| Problem requirements |
Find and copy lines holding "number".
>> Begin Input for this task
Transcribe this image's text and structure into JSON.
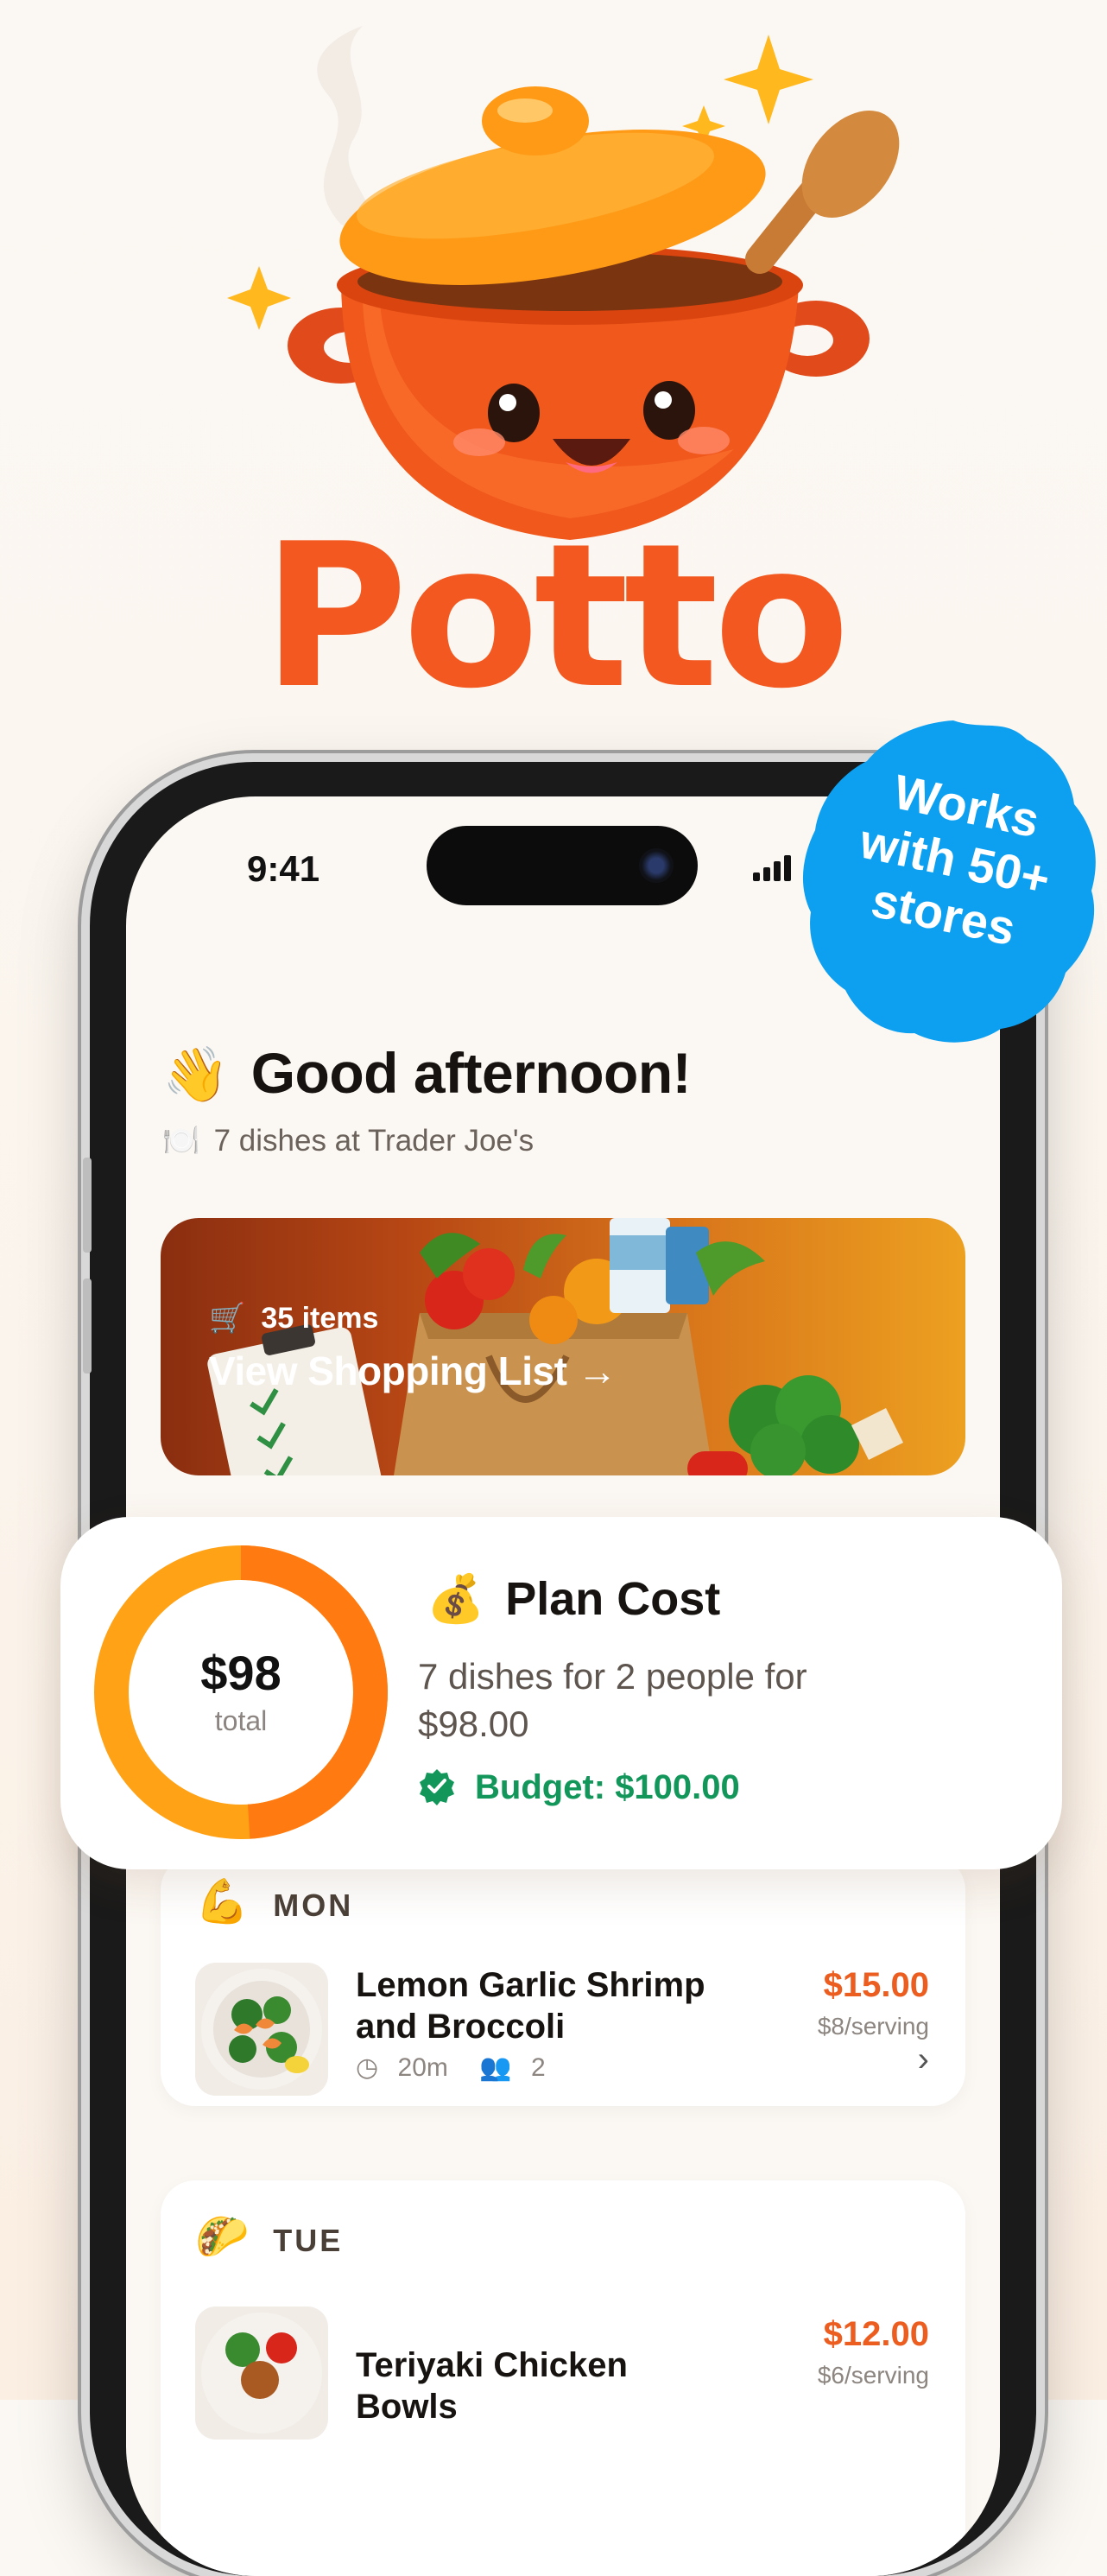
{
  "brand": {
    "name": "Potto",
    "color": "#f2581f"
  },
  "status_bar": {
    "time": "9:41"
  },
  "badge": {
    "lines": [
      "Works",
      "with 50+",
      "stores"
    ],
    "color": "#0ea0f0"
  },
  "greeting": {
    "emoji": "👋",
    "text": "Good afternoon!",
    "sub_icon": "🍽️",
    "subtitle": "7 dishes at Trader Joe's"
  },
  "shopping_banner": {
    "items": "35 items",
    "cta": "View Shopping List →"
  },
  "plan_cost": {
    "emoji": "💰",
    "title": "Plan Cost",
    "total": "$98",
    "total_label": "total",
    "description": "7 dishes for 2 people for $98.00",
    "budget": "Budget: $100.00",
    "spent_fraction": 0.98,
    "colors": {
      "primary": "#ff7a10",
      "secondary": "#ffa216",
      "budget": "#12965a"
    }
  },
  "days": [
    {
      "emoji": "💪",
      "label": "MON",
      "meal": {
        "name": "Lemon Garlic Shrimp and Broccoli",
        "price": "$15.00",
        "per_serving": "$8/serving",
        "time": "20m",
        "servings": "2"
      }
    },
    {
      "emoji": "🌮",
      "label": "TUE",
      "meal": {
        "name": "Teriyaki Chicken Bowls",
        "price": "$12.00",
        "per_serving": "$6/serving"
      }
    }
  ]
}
>> End Input for this task
>> Begin Input for this task
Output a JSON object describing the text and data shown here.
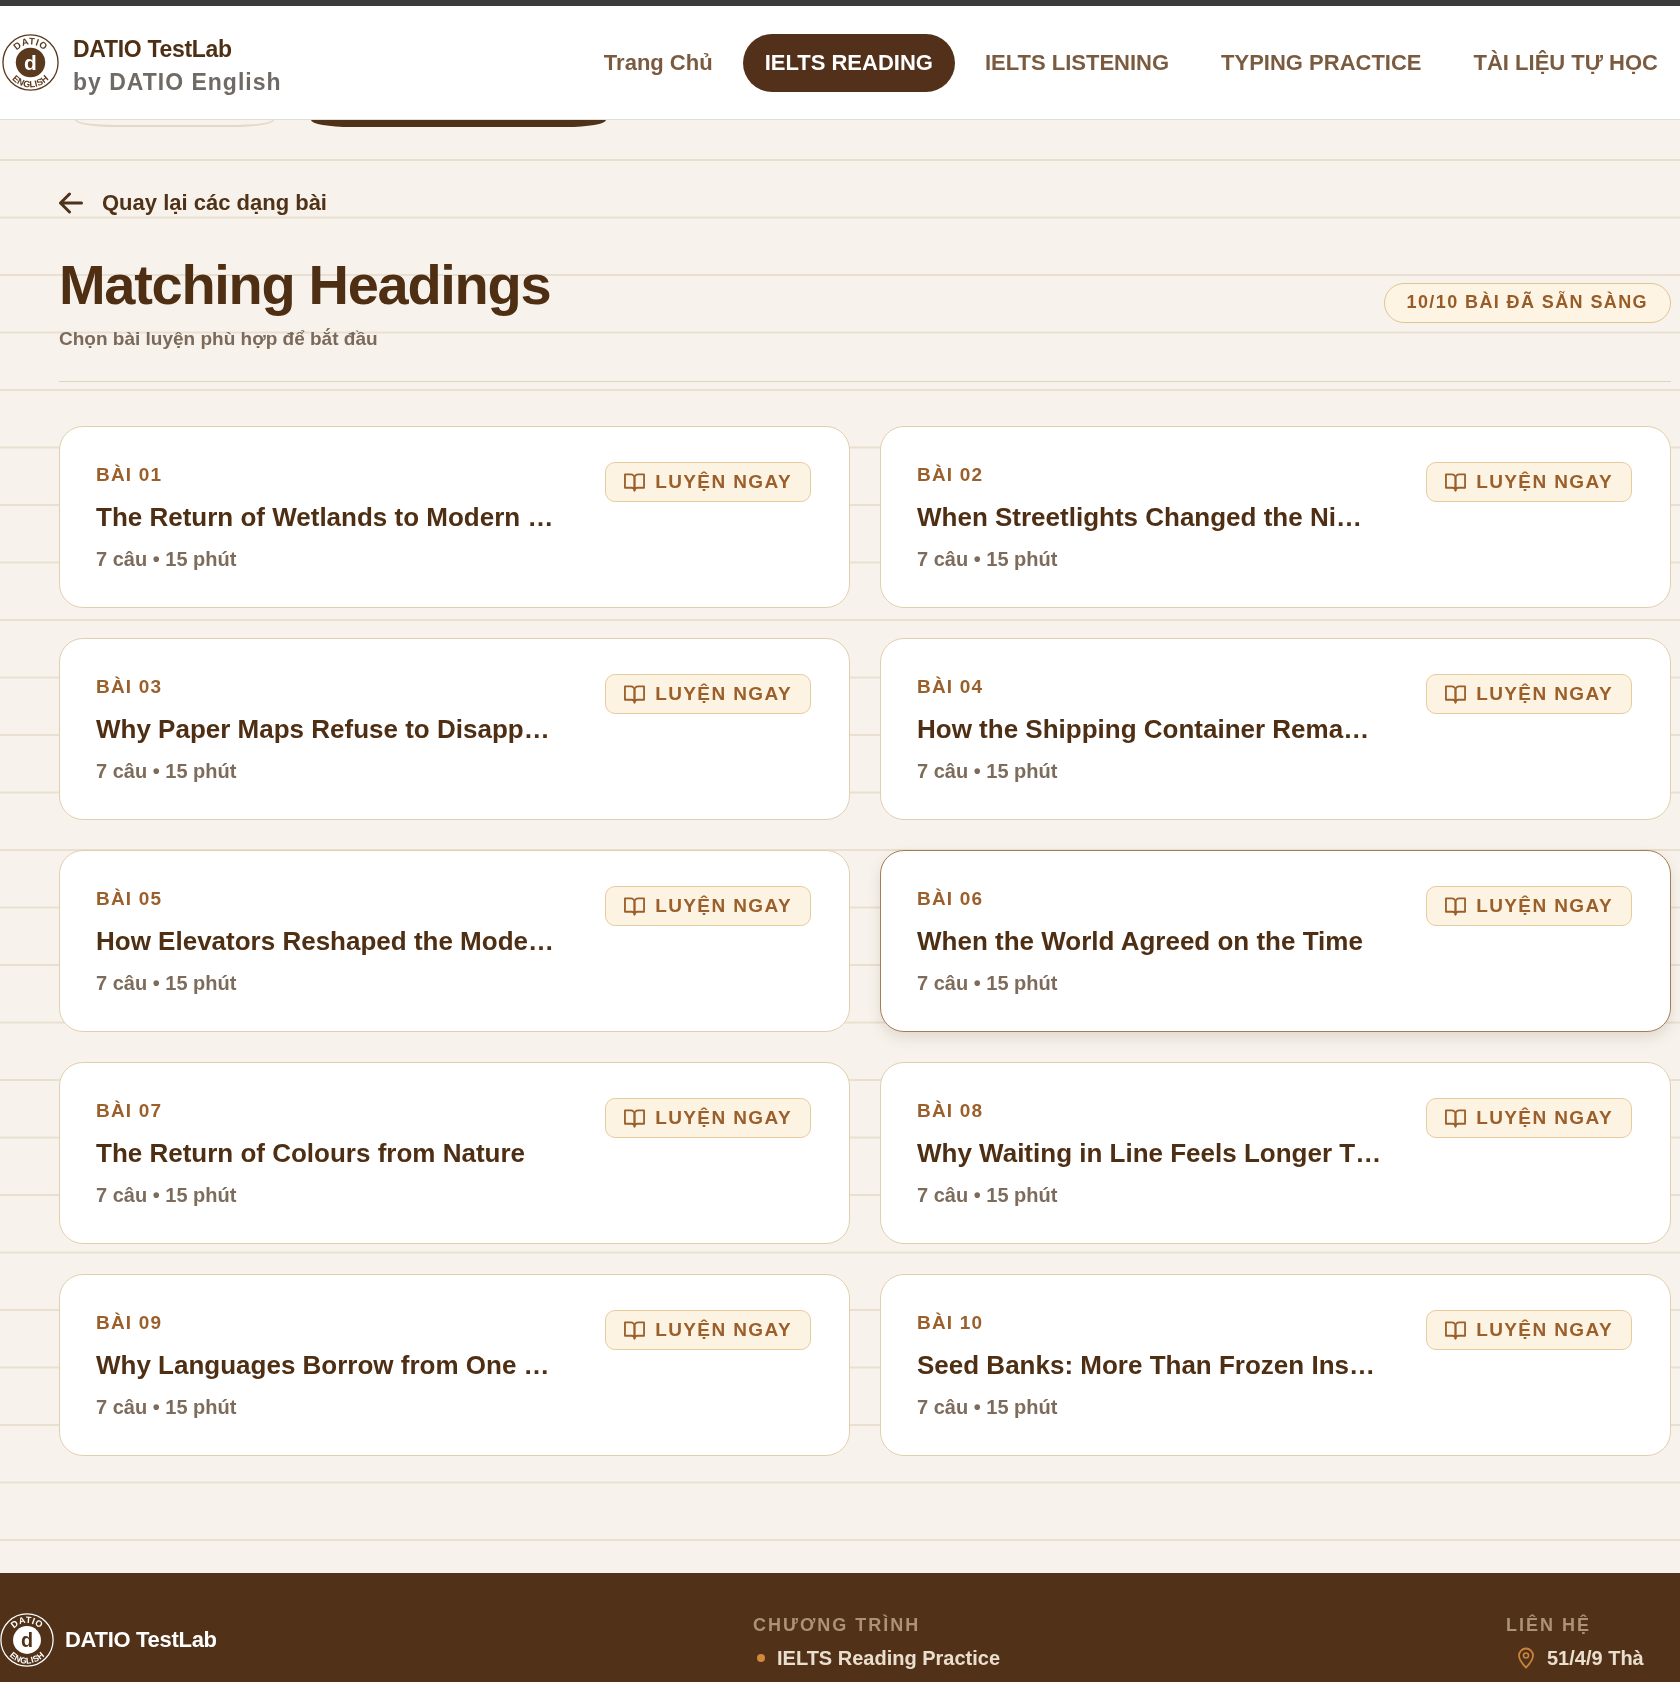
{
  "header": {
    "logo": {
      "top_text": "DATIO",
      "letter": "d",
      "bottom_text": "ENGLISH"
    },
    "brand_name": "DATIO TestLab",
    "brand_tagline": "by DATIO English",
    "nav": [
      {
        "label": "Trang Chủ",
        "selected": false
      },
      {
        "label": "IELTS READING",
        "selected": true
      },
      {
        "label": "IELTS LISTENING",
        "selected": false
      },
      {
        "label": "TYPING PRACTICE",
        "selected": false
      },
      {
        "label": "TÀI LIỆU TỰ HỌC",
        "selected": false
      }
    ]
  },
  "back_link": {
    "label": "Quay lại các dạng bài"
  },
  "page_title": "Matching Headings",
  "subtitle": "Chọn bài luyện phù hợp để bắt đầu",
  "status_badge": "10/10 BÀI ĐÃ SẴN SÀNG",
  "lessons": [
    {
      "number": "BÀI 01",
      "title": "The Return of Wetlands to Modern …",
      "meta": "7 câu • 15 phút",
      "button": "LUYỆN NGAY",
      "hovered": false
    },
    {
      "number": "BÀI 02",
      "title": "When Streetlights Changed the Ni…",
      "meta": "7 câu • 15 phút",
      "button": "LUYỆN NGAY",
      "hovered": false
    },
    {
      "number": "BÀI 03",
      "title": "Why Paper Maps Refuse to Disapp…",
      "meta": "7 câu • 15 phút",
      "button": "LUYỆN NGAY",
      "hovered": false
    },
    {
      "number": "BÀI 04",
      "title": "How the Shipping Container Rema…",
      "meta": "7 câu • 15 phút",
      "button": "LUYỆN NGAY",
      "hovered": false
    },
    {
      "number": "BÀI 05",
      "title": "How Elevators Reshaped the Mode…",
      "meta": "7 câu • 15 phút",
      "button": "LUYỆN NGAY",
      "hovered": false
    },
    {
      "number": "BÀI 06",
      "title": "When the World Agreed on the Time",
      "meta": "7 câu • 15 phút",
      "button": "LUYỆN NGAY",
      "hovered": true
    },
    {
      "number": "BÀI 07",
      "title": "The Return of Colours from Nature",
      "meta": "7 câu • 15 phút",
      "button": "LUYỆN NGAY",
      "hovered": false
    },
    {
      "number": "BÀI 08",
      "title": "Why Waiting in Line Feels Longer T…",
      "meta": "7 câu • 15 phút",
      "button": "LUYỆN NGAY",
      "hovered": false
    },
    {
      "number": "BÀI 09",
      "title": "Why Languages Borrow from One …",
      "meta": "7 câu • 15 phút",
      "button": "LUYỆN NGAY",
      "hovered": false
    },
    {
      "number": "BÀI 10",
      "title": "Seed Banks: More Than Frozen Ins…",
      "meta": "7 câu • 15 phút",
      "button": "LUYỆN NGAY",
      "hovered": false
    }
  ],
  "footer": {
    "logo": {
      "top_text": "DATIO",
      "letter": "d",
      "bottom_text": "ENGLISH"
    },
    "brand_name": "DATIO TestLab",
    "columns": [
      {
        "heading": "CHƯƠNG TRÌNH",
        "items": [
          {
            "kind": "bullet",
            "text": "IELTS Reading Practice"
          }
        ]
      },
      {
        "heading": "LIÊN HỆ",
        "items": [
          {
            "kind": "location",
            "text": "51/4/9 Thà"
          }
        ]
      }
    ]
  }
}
>> End Input for this task
>> Begin Input for this task
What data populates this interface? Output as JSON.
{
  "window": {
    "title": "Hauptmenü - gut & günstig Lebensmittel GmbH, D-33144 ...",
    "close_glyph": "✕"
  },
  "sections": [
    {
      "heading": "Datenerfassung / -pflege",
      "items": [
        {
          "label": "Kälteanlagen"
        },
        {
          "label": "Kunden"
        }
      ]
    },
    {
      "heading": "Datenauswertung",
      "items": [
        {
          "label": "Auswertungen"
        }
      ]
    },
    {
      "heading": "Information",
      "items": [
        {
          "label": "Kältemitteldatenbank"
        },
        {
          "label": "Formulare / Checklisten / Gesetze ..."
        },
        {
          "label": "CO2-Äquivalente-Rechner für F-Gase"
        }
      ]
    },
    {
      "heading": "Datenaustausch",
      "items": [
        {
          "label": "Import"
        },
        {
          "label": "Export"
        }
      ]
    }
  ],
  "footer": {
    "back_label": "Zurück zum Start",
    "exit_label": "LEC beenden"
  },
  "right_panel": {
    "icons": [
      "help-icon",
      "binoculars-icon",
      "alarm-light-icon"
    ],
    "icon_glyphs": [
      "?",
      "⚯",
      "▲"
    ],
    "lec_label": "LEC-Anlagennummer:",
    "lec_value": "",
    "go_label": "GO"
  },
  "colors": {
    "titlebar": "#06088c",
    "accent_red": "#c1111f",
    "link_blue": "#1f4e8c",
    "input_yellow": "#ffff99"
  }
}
>> End Input for this task
| Task result |
      "number": "BÀI 01",
      "number": "BÀI 02",
      "number": "BÀI 03",
      "number": "BÀI 04",
      "number": "BÀI 05",
      "number": "BÀI 06",
      "number": "BÀI 07",
      "number": "BÀI 08",
      "number": "BÀI 09",
      "number": "BÀI 10",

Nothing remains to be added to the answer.